╭──

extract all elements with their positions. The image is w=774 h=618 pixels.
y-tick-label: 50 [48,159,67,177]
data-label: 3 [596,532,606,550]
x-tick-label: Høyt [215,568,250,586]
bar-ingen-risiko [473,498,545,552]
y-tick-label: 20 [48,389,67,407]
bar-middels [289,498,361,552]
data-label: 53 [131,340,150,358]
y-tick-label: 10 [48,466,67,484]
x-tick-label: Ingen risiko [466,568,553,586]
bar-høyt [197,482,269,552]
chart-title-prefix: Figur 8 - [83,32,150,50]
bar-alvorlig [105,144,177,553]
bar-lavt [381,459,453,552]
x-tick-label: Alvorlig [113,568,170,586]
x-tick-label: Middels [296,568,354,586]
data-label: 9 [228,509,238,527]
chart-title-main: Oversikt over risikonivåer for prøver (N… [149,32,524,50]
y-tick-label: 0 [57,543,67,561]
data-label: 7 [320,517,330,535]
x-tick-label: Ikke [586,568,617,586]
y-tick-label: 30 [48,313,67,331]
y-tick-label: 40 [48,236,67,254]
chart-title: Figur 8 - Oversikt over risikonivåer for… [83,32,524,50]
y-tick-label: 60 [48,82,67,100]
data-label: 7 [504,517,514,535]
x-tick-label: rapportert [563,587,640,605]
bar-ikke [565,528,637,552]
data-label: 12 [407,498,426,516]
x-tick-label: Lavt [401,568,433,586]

╰──

Consigne →
Réécrivez l'ensemble des données ci-dessus sous forme de tableau Markdown à deux colonnes, « N° » pour le numéro de ligne et « Ligne » pour son texte. Omettez les lignes vides.

Corrigé →
| N° | Ligne |
|---|---|
| 1 | extract all elements with their positions. The image is w=774 h=618 pixels. |
| 2 | y-tick-label: 50 [48,159,67,177] |
| 3 | data-label: 3 [596,532,606,550] |
| 4 | x-tick-label: Høyt [215,568,250,586] |
| 5 | bar-ingen-risiko [473,498,545,552] |
| 6 | y-tick-label: 20 [48,389,67,407] |
| 7 | bar-middels [289,498,361,552] |
| 8 | data-label: 53 [131,340,150,358] |
| 9 | y-tick-label: 10 [48,466,67,484] |
| 10 | x-tick-label: Ingen risiko [466,568,553,586] |
| 11 | bar-høyt [197,482,269,552] |
| 12 | chart-title-prefix: Figur 8 - [83,32,150,50] |
| 13 | bar-alvorlig [105,144,177,553] |
| 14 | bar-lavt [381,459,453,552] |
| 15 | x-tick-label: Alvorlig [113,568,170,586] |
| 16 | x-tick-label: Middels [296,568,354,586] |
| 17 | data-label: 9 [228,509,238,527] |
| 18 | chart-title-main: Oversikt over risikonivåer for prøver (N… [149,32,524,50] |
| 19 | y-tick-label: 0 [57,543,67,561] |
| 20 | data-label: 7 [320,517,330,535] |
| 21 | x-tick-label: Ikke [586,568,617,586] |
| 22 | y-tick-label: 30 [48,313,67,331] |
| 23 | y-tick-label: 40 [48,236,67,254] |
| 24 | chart-title: Figur 8 - Oversikt over risikonivåer for… [83,32,524,50] |
| 25 | y-tick-label: 60 [48,82,67,100] |
| 26 | data-label: 7 [504,517,514,535] |
| 27 | x-tick-label: rapportert [563,587,640,605] |
| 28 | bar-ikke [565,528,637,552] |
| 29 | data-label: 12 [407,498,426,516] |
| 30 | x-tick-label: Lavt [401,568,433,586] |